**Task to carry out:**
Keep the wording of each record exactly the same when you repeat it, and leave out pictures.

(Data records)
"""

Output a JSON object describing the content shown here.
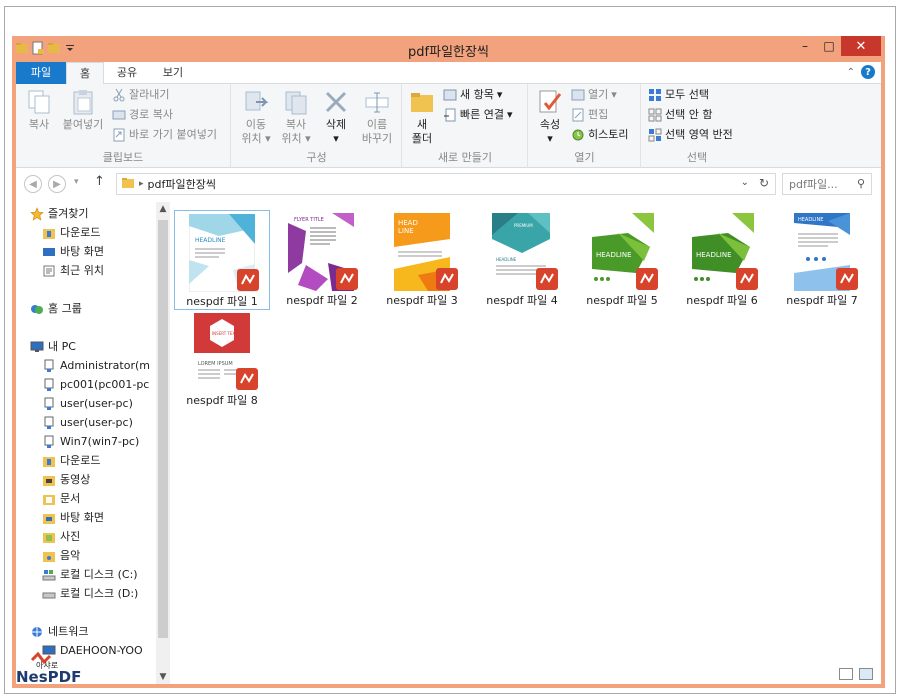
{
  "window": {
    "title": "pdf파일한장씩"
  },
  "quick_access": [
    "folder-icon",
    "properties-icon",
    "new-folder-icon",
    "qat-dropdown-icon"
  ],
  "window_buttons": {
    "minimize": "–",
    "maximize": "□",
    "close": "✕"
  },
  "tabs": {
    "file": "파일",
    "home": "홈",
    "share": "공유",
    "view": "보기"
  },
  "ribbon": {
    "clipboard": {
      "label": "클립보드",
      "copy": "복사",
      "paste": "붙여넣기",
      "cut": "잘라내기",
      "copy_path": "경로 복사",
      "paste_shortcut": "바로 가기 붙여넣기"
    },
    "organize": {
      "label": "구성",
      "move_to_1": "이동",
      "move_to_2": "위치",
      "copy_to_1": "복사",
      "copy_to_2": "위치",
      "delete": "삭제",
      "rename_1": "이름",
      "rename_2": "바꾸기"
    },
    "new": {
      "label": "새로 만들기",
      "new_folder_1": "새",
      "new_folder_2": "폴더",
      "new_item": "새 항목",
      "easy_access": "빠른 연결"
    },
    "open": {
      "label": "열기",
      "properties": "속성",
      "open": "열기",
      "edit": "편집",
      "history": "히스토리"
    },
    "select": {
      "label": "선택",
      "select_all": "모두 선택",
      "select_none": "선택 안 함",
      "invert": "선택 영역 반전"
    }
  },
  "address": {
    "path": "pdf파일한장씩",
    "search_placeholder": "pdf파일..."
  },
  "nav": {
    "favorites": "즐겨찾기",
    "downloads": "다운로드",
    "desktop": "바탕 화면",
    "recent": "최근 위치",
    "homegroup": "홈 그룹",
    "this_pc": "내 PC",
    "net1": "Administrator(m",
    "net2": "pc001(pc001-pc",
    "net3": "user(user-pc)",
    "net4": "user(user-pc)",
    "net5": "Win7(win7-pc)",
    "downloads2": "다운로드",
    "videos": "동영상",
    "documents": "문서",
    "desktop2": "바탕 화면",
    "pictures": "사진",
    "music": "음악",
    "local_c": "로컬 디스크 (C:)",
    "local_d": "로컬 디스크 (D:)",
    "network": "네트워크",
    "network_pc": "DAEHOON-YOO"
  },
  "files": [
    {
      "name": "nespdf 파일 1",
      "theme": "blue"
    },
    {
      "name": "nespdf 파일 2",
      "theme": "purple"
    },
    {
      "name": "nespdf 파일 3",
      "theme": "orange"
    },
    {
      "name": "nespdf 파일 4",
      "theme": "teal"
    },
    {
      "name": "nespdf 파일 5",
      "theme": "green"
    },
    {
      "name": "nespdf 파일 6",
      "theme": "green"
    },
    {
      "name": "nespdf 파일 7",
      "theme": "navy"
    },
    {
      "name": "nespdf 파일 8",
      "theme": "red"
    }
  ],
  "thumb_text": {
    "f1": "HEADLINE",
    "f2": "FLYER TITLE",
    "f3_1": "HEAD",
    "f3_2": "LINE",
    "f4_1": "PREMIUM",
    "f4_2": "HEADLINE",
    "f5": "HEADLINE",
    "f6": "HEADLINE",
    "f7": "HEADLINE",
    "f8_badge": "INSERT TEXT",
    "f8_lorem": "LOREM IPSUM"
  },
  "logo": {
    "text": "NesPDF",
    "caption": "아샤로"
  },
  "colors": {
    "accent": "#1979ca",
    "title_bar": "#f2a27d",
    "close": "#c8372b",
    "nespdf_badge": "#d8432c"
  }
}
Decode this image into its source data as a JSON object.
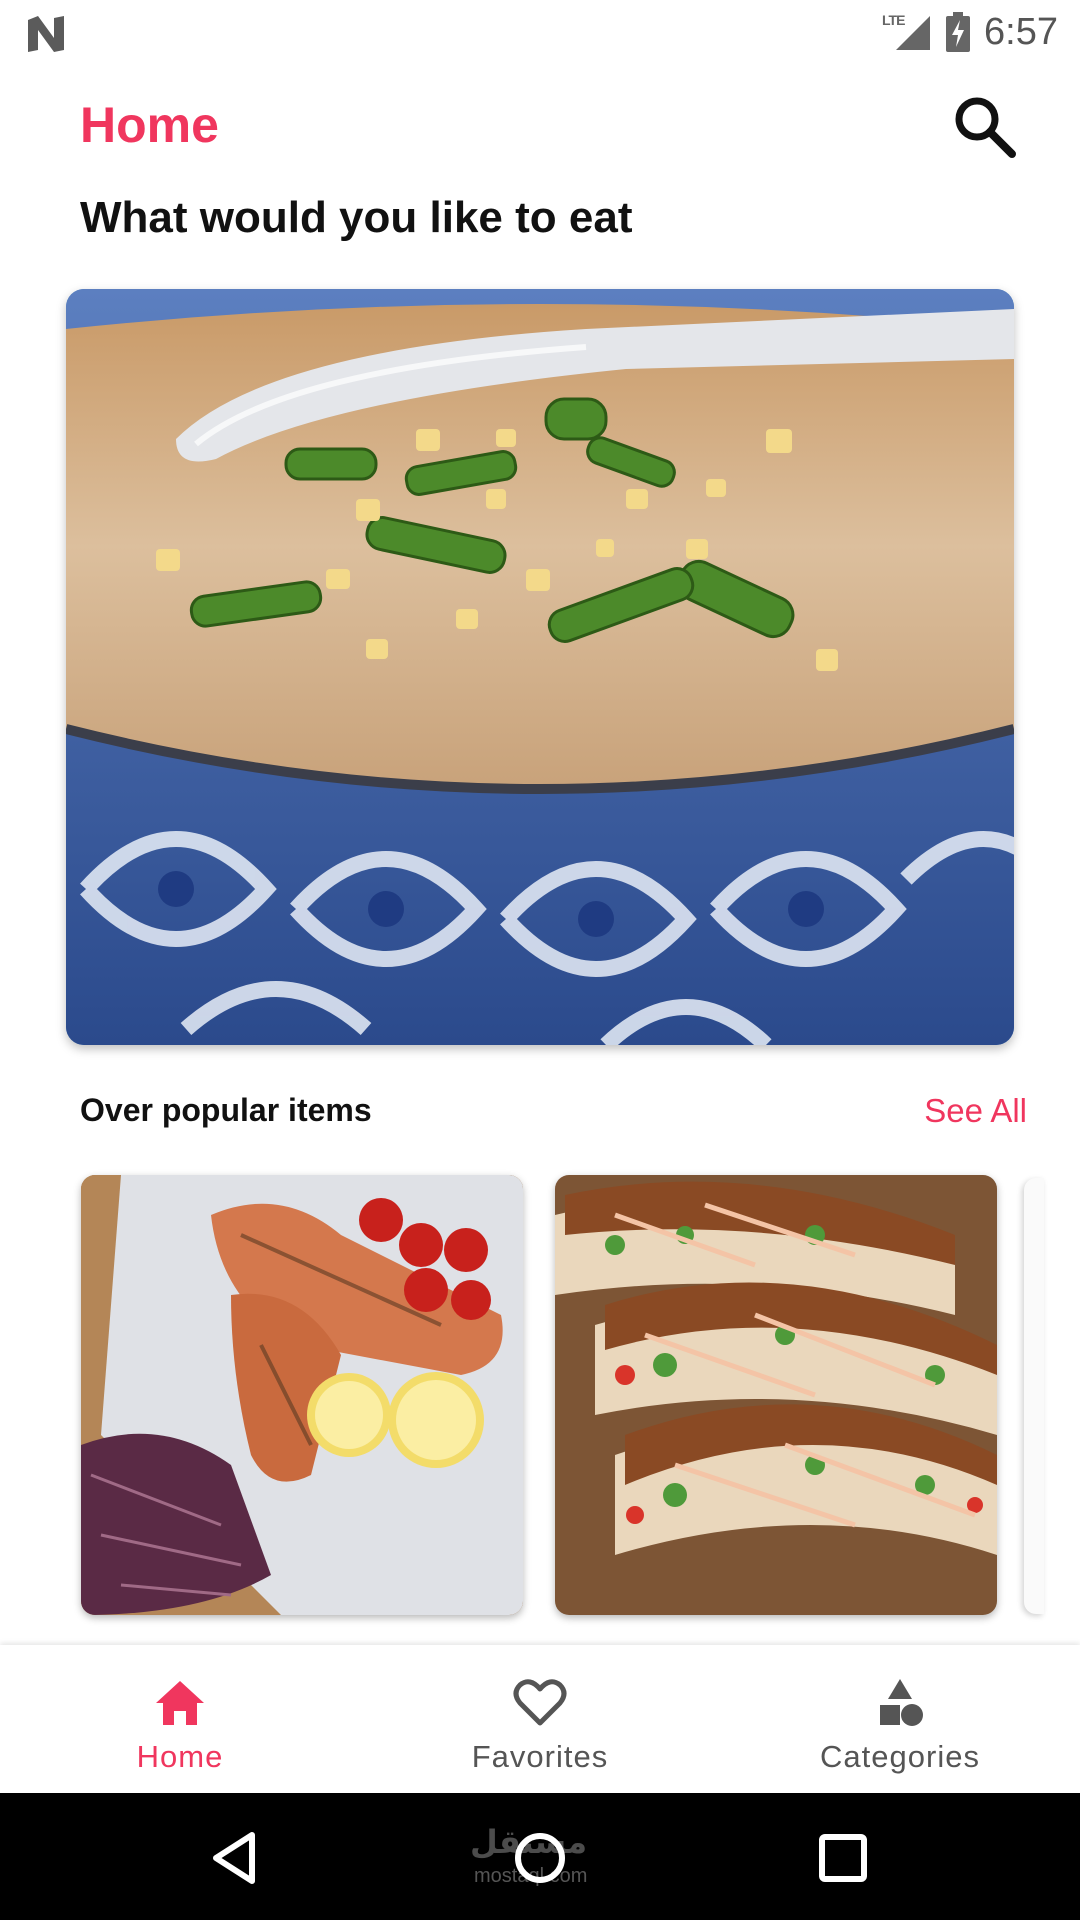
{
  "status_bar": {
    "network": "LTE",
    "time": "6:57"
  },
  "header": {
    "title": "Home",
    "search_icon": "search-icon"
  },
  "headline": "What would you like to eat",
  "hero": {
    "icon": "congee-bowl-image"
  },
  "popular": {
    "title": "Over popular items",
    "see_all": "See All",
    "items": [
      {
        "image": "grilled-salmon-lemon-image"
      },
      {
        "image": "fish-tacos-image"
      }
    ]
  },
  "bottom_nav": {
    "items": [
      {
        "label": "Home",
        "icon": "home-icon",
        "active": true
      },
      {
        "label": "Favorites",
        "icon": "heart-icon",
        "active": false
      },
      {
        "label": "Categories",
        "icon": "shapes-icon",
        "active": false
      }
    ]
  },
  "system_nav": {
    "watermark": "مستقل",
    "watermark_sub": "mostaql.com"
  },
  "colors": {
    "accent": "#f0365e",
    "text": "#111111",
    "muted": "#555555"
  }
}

"""

**Task output:**
Output a JSON object describing the content shown here.
{
  "window": {
    "title": "pdf파일한장씩"
  },
  "quick_access": [
    "folder-icon",
    "properties-icon",
    "new-folder-icon",
    "qat-dropdown-icon"
  ],
  "window_buttons": {
    "minimize": "–",
    "maximize": "□",
    "close": "✕"
  },
  "tabs": {
    "file": "파일",
    "home": "홈",
    "share": "공유",
    "view": "보기"
  },
  "ribbon": {
    "clipboard": {
      "label": "클립보드",
      "copy": "복사",
      "paste": "붙여넣기",
      "cut": "잘라내기",
      "copy_path": "경로 복사",
      "paste_shortcut": "바로 가기 붙여넣기"
    },
    "organize": {
      "label": "구성",
      "move_to_1": "이동",
      "move_to_2": "위치",
      "copy_to_1": "복사",
      "copy_to_2": "위치",
      "delete": "삭제",
      "rename_1": "이름",
      "rename_2": "바꾸기"
    },
    "new": {
      "label": "새로 만들기",
      "new_folder_1": "새",
      "new_folder_2": "폴더",
      "new_item": "새 항목",
      "easy_access": "빠른 연결"
    },
    "open": {
      "label": "열기",
      "properties": "속성",
      "open": "열기",
      "edit": "편집",
      "history": "히스토리"
    },
    "select": {
      "label": "선택",
      "select_all": "모두 선택",
      "select_none": "선택 안 함",
      "invert": "선택 영역 반전"
    }
  },
  "address": {
    "path": "pdf파일한장씩",
    "search_placeholder": "pdf파일..."
  },
  "nav": {
    "favorites": "즐겨찾기",
    "downloads": "다운로드",
    "desktop": "바탕 화면",
    "recent": "최근 위치",
    "homegroup": "홈 그룹",
    "this_pc": "내 PC",
    "net1": "Administrator(m",
    "net2": "pc001(pc001-pc",
    "net3": "user(user-pc)",
    "net4": "user(user-pc)",
    "net5": "Win7(win7-pc)",
    "downloads2": "다운로드",
    "videos": "동영상",
    "documents": "문서",
    "desktop2": "바탕 화면",
    "pictures": "사진",
    "music": "음악",
    "local_c": "로컬 디스크 (C:)",
    "local_d": "로컬 디스크 (D:)",
    "network": "네트워크",
    "network_pc": "DAEHOON-YOO"
  },
  "files": [
    {
      "name": "nespdf 파일 1",
      "theme": "blue"
    },
    {
      "name": "nespdf 파일 2",
      "theme": "purple"
    },
    {
      "name": "nespdf 파일 3",
      "theme": "orange"
    },
    {
      "name": "nespdf 파일 4",
      "theme": "teal"
    },
    {
      "name": "nespdf 파일 5",
      "theme": "green"
    },
    {
      "name": "nespdf 파일 6",
      "theme": "green"
    },
    {
      "name": "nespdf 파일 7",
      "theme": "navy"
    },
    {
      "name": "nespdf 파일 8",
      "theme": "red"
    }
  ],
  "thumb_text": {
    "f1": "HEADLINE",
    "f2": "FLYER TITLE",
    "f3_1": "HEAD",
    "f3_2": "LINE",
    "f4_1": "PREMIUM",
    "f4_2": "HEADLINE",
    "f5": "HEADLINE",
    "f6": "HEADLINE",
    "f7": "HEADLINE",
    "f8_badge": "INSERT TEXT",
    "f8_lorem": "LOREM IPSUM"
  },
  "logo": {
    "text": "NesPDF",
    "caption": "아샤로"
  },
  "colors": {
    "accent": "#1979ca",
    "title_bar": "#f2a27d",
    "close": "#c8372b",
    "nespdf_badge": "#d8432c"
  }
}
Decode this image into its source data as a JSON object.
{
  "status_bar": {
    "network": "LTE",
    "time": "6:57"
  },
  "header": {
    "title": "Home",
    "search_icon": "search-icon"
  },
  "headline": "What would you like to eat",
  "hero": {
    "icon": "congee-bowl-image"
  },
  "popular": {
    "title": "Over popular items",
    "see_all": "See All",
    "items": [
      {
        "image": "grilled-salmon-lemon-image"
      },
      {
        "image": "fish-tacos-image"
      }
    ]
  },
  "bottom_nav": {
    "items": [
      {
        "label": "Home",
        "icon": "home-icon",
        "active": true
      },
      {
        "label": "Favorites",
        "icon": "heart-icon",
        "active": false
      },
      {
        "label": "Categories",
        "icon": "shapes-icon",
        "active": false
      }
    ]
  },
  "system_nav": {
    "watermark": "مستقل",
    "watermark_sub": "mostaql.com"
  },
  "colors": {
    "accent": "#f0365e",
    "text": "#111111",
    "muted": "#555555"
  }
}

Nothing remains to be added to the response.